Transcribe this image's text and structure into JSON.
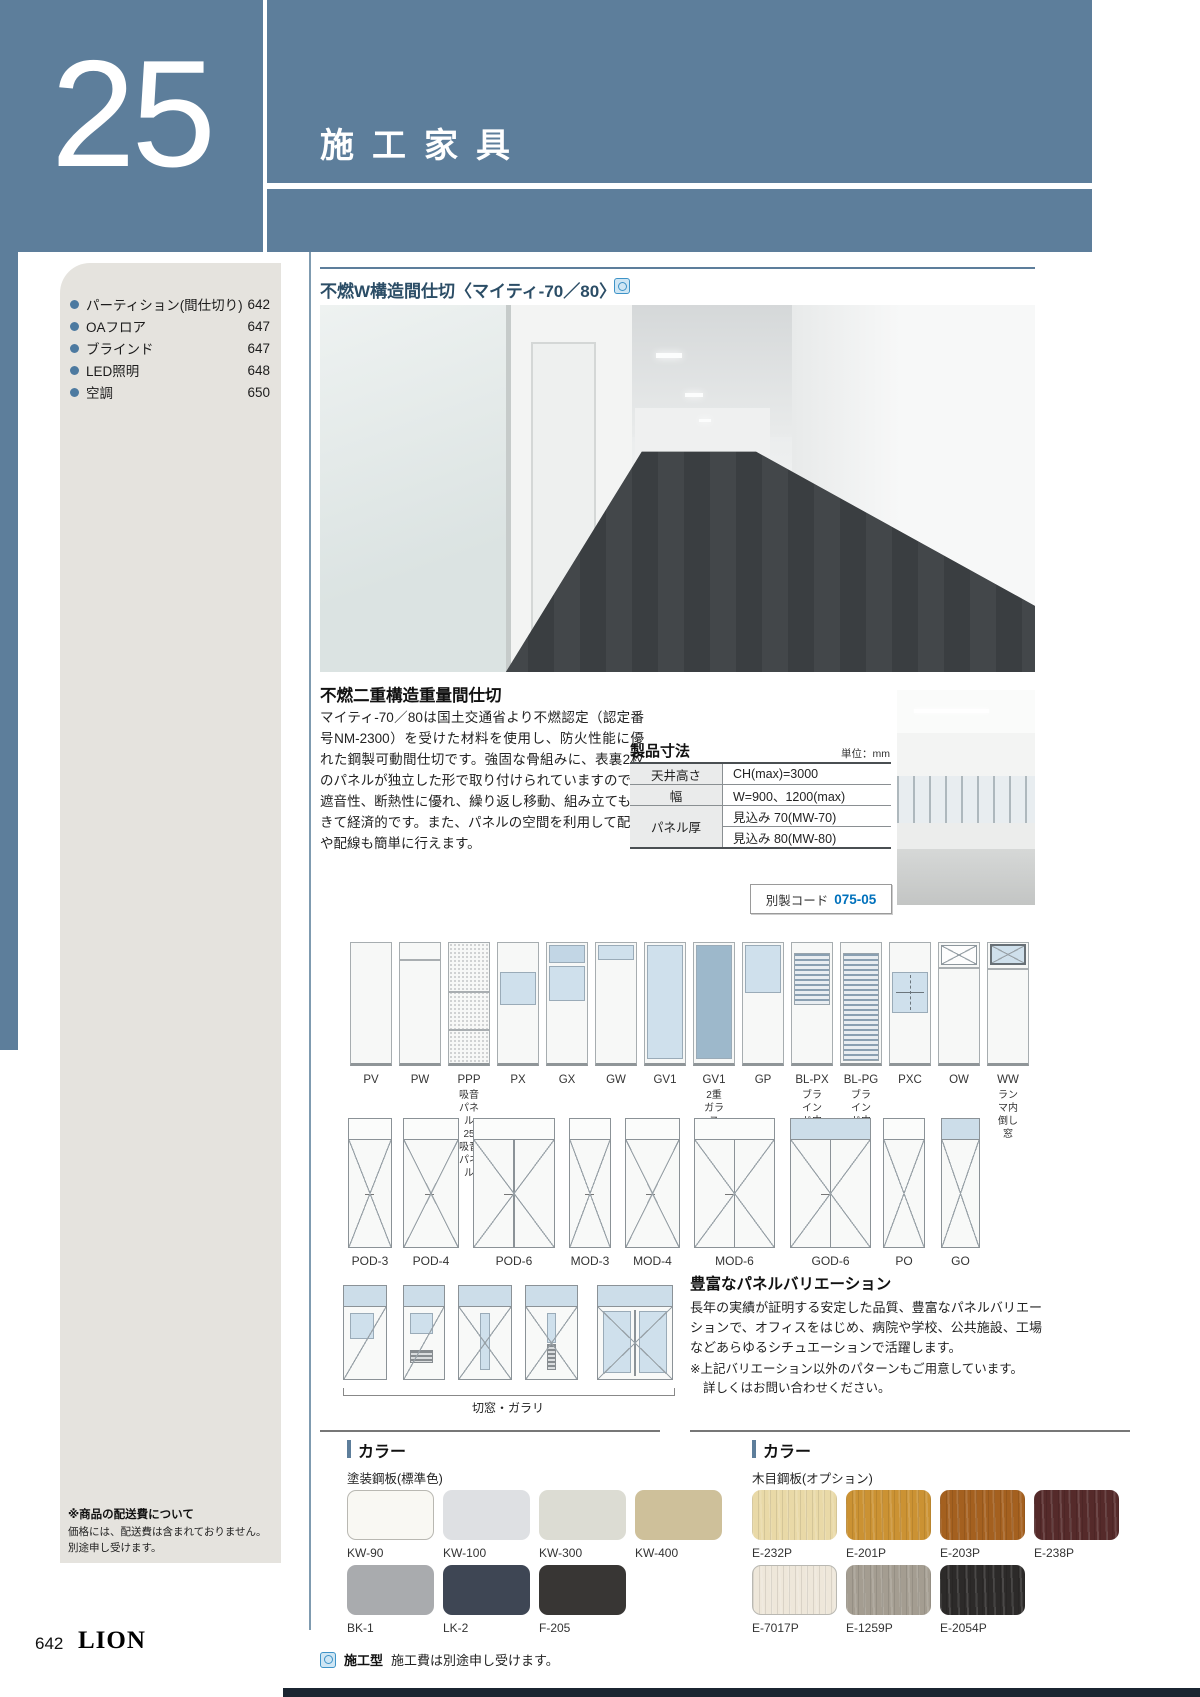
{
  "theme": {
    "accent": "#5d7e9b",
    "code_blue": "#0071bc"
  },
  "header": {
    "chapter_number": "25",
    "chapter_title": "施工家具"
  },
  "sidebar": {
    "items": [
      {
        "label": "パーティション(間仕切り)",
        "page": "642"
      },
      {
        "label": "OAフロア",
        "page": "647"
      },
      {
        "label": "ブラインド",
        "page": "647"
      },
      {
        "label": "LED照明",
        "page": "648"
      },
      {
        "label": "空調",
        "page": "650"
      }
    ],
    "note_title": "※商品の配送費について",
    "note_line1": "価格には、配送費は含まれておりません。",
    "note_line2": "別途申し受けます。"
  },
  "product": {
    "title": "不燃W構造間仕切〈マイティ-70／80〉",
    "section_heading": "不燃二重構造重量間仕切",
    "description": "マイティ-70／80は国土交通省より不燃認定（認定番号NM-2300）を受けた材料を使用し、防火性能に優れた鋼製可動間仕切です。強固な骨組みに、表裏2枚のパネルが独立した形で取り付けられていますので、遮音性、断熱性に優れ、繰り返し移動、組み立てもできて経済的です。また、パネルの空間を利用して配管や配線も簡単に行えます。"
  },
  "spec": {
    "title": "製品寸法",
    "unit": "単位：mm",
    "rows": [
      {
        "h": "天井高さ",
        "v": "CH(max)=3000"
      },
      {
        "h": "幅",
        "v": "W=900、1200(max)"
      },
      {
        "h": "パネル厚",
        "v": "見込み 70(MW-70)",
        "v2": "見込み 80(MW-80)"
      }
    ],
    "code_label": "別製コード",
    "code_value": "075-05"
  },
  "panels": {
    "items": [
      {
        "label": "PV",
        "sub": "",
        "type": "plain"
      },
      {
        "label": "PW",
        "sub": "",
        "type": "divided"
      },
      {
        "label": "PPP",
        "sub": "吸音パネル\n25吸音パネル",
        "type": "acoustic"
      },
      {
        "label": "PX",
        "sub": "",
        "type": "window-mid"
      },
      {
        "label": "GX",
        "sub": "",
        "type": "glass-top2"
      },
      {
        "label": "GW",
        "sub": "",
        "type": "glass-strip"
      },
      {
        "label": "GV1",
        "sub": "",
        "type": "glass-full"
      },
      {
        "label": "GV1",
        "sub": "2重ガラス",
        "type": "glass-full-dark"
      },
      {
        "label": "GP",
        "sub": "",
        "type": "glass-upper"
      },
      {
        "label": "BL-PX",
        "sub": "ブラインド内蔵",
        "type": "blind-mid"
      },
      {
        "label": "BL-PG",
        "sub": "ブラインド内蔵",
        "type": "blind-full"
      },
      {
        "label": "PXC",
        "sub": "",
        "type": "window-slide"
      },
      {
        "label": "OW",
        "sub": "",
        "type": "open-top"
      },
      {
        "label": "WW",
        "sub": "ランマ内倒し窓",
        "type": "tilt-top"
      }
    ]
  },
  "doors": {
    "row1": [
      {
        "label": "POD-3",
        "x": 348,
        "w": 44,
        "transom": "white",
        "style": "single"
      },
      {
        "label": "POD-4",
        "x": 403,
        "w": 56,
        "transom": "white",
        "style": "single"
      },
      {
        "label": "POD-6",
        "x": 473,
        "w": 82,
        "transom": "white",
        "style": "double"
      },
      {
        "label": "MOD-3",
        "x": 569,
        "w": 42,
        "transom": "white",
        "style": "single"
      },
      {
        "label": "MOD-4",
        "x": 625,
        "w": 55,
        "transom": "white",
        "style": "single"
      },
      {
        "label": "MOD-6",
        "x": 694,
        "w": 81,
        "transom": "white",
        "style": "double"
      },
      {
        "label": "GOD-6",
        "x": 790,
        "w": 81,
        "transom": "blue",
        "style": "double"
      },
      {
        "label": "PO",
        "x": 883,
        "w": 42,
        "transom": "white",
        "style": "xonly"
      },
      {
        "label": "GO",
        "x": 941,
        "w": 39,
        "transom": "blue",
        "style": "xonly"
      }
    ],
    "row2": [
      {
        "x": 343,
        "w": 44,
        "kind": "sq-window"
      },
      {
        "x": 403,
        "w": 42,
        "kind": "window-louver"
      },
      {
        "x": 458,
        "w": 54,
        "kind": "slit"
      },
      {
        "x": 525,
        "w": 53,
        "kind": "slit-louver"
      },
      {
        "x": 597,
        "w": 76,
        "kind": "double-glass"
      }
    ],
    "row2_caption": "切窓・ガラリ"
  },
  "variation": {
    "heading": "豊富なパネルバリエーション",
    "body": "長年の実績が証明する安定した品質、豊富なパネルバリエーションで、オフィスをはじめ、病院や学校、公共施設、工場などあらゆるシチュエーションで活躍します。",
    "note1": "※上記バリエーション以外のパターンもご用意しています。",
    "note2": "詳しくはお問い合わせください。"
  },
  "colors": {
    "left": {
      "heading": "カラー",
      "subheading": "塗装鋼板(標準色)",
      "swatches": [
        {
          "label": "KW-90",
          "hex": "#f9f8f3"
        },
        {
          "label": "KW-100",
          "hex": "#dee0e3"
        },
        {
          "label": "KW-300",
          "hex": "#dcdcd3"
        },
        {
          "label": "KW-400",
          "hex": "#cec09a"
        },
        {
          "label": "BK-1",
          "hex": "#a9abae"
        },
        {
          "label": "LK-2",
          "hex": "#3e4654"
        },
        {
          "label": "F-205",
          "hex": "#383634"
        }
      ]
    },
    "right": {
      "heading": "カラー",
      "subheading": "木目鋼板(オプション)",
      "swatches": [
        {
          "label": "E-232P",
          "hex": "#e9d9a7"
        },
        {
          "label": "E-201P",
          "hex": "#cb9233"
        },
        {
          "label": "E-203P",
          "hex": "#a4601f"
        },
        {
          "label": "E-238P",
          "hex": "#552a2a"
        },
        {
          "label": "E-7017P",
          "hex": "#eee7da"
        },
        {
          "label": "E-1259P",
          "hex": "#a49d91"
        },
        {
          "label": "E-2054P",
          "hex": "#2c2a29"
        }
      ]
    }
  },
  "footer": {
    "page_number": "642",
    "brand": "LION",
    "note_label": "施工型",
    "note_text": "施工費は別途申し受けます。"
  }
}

▶ _TASK GOAL_:
Working from the material above, transcribe it exactly while omitting pictures.

▶ _EXERCISE RESPONSE_:
Transcribe this image's text and structure into JSON.
{
  "theme": {
    "accent": "#5d7e9b",
    "code_blue": "#0071bc"
  },
  "header": {
    "chapter_number": "25",
    "chapter_title": "施工家具"
  },
  "sidebar": {
    "items": [
      {
        "label": "パーティション(間仕切り)",
        "page": "642"
      },
      {
        "label": "OAフロア",
        "page": "647"
      },
      {
        "label": "ブラインド",
        "page": "647"
      },
      {
        "label": "LED照明",
        "page": "648"
      },
      {
        "label": "空調",
        "page": "650"
      }
    ],
    "note_title": "※商品の配送費について",
    "note_line1": "価格には、配送費は含まれておりません。",
    "note_line2": "別途申し受けます。"
  },
  "product": {
    "title": "不燃W構造間仕切〈マイティ-70／80〉",
    "section_heading": "不燃二重構造重量間仕切",
    "description": "マイティ-70／80は国土交通省より不燃認定（認定番号NM-2300）を受けた材料を使用し、防火性能に優れた鋼製可動間仕切です。強固な骨組みに、表裏2枚のパネルが独立した形で取り付けられていますので、遮音性、断熱性に優れ、繰り返し移動、組み立てもできて経済的です。また、パネルの空間を利用して配管や配線も簡単に行えます。"
  },
  "spec": {
    "title": "製品寸法",
    "unit": "単位：mm",
    "rows": [
      {
        "h": "天井高さ",
        "v": "CH(max)=3000"
      },
      {
        "h": "幅",
        "v": "W=900、1200(max)"
      },
      {
        "h": "パネル厚",
        "v": "見込み 70(MW-70)",
        "v2": "見込み 80(MW-80)"
      }
    ],
    "code_label": "別製コード",
    "code_value": "075-05"
  },
  "panels": {
    "items": [
      {
        "label": "PV",
        "sub": "",
        "type": "plain"
      },
      {
        "label": "PW",
        "sub": "",
        "type": "divided"
      },
      {
        "label": "PPP",
        "sub": "吸音パネル\n25吸音パネル",
        "type": "acoustic"
      },
      {
        "label": "PX",
        "sub": "",
        "type": "window-mid"
      },
      {
        "label": "GX",
        "sub": "",
        "type": "glass-top2"
      },
      {
        "label": "GW",
        "sub": "",
        "type": "glass-strip"
      },
      {
        "label": "GV1",
        "sub": "",
        "type": "glass-full"
      },
      {
        "label": "GV1",
        "sub": "2重ガラス",
        "type": "glass-full-dark"
      },
      {
        "label": "GP",
        "sub": "",
        "type": "glass-upper"
      },
      {
        "label": "BL-PX",
        "sub": "ブラインド内蔵",
        "type": "blind-mid"
      },
      {
        "label": "BL-PG",
        "sub": "ブラインド内蔵",
        "type": "blind-full"
      },
      {
        "label": "PXC",
        "sub": "",
        "type": "window-slide"
      },
      {
        "label": "OW",
        "sub": "",
        "type": "open-top"
      },
      {
        "label": "WW",
        "sub": "ランマ内倒し窓",
        "type": "tilt-top"
      }
    ]
  },
  "doors": {
    "row1": [
      {
        "label": "POD-3",
        "x": 348,
        "w": 44,
        "transom": "white",
        "style": "single"
      },
      {
        "label": "POD-4",
        "x": 403,
        "w": 56,
        "transom": "white",
        "style": "single"
      },
      {
        "label": "POD-6",
        "x": 473,
        "w": 82,
        "transom": "white",
        "style": "double"
      },
      {
        "label": "MOD-3",
        "x": 569,
        "w": 42,
        "transom": "white",
        "style": "single"
      },
      {
        "label": "MOD-4",
        "x": 625,
        "w": 55,
        "transom": "white",
        "style": "single"
      },
      {
        "label": "MOD-6",
        "x": 694,
        "w": 81,
        "transom": "white",
        "style": "double"
      },
      {
        "label": "GOD-6",
        "x": 790,
        "w": 81,
        "transom": "blue",
        "style": "double"
      },
      {
        "label": "PO",
        "x": 883,
        "w": 42,
        "transom": "white",
        "style": "xonly"
      },
      {
        "label": "GO",
        "x": 941,
        "w": 39,
        "transom": "blue",
        "style": "xonly"
      }
    ],
    "row2": [
      {
        "x": 343,
        "w": 44,
        "kind": "sq-window"
      },
      {
        "x": 403,
        "w": 42,
        "kind": "window-louver"
      },
      {
        "x": 458,
        "w": 54,
        "kind": "slit"
      },
      {
        "x": 525,
        "w": 53,
        "kind": "slit-louver"
      },
      {
        "x": 597,
        "w": 76,
        "kind": "double-glass"
      }
    ],
    "row2_caption": "切窓・ガラリ"
  },
  "variation": {
    "heading": "豊富なパネルバリエーション",
    "body": "長年の実績が証明する安定した品質、豊富なパネルバリエーションで、オフィスをはじめ、病院や学校、公共施設、工場などあらゆるシチュエーションで活躍します。",
    "note1": "※上記バリエーション以外のパターンもご用意しています。",
    "note2": "詳しくはお問い合わせください。"
  },
  "colors": {
    "left": {
      "heading": "カラー",
      "subheading": "塗装鋼板(標準色)",
      "swatches": [
        {
          "label": "KW-90",
          "hex": "#f9f8f3"
        },
        {
          "label": "KW-100",
          "hex": "#dee0e3"
        },
        {
          "label": "KW-300",
          "hex": "#dcdcd3"
        },
        {
          "label": "KW-400",
          "hex": "#cec09a"
        },
        {
          "label": "BK-1",
          "hex": "#a9abae"
        },
        {
          "label": "LK-2",
          "hex": "#3e4654"
        },
        {
          "label": "F-205",
          "hex": "#383634"
        }
      ]
    },
    "right": {
      "heading": "カラー",
      "subheading": "木目鋼板(オプション)",
      "swatches": [
        {
          "label": "E-232P",
          "hex": "#e9d9a7"
        },
        {
          "label": "E-201P",
          "hex": "#cb9233"
        },
        {
          "label": "E-203P",
          "hex": "#a4601f"
        },
        {
          "label": "E-238P",
          "hex": "#552a2a"
        },
        {
          "label": "E-7017P",
          "hex": "#eee7da"
        },
        {
          "label": "E-1259P",
          "hex": "#a49d91"
        },
        {
          "label": "E-2054P",
          "hex": "#2c2a29"
        }
      ]
    }
  },
  "footer": {
    "page_number": "642",
    "brand": "LION",
    "note_label": "施工型",
    "note_text": "施工費は別途申し受けます。"
  }
}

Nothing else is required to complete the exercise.